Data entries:
....................

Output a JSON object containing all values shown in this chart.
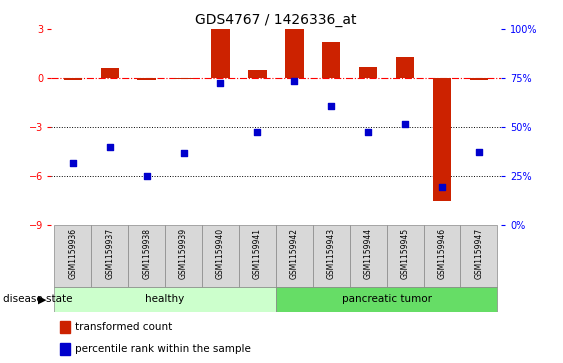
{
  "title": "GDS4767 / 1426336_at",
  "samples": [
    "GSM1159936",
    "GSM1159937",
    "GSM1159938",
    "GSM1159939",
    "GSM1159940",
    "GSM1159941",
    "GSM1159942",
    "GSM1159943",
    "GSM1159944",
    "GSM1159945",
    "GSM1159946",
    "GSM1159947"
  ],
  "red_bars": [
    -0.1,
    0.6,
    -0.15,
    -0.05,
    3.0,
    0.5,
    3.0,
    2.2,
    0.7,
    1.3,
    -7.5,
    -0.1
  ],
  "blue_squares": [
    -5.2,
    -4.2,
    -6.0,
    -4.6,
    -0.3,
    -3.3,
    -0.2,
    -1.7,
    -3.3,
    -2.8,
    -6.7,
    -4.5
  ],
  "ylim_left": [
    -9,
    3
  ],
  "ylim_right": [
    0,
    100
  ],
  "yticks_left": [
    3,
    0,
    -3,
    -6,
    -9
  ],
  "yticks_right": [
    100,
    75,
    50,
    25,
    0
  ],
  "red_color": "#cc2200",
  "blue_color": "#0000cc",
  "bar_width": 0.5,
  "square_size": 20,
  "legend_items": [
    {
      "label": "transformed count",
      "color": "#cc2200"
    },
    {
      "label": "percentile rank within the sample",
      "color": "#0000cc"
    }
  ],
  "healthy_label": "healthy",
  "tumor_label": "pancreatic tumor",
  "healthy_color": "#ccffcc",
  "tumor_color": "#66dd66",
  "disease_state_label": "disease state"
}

....................

_Aim of the exercise_
A verbatim transcription of the records, pictures excluded, is the required output.

_Exercise response_
Output a JSON object containing all values shown in this chart.
{
  "title": "GDS4767 / 1426336_at",
  "samples": [
    "GSM1159936",
    "GSM1159937",
    "GSM1159938",
    "GSM1159939",
    "GSM1159940",
    "GSM1159941",
    "GSM1159942",
    "GSM1159943",
    "GSM1159944",
    "GSM1159945",
    "GSM1159946",
    "GSM1159947"
  ],
  "red_bars": [
    -0.1,
    0.6,
    -0.15,
    -0.05,
    3.0,
    0.5,
    3.0,
    2.2,
    0.7,
    1.3,
    -7.5,
    -0.1
  ],
  "blue_squares": [
    -5.2,
    -4.2,
    -6.0,
    -4.6,
    -0.3,
    -3.3,
    -0.2,
    -1.7,
    -3.3,
    -2.8,
    -6.7,
    -4.5
  ],
  "ylim_left": [
    -9,
    3
  ],
  "ylim_right": [
    0,
    100
  ],
  "yticks_left": [
    3,
    0,
    -3,
    -6,
    -9
  ],
  "yticks_right": [
    100,
    75,
    50,
    25,
    0
  ],
  "red_color": "#cc2200",
  "blue_color": "#0000cc",
  "bar_width": 0.5,
  "square_size": 20,
  "legend_items": [
    {
      "label": "transformed count",
      "color": "#cc2200"
    },
    {
      "label": "percentile rank within the sample",
      "color": "#0000cc"
    }
  ],
  "healthy_label": "healthy",
  "tumor_label": "pancreatic tumor",
  "healthy_color": "#ccffcc",
  "tumor_color": "#66dd66",
  "disease_state_label": "disease state"
}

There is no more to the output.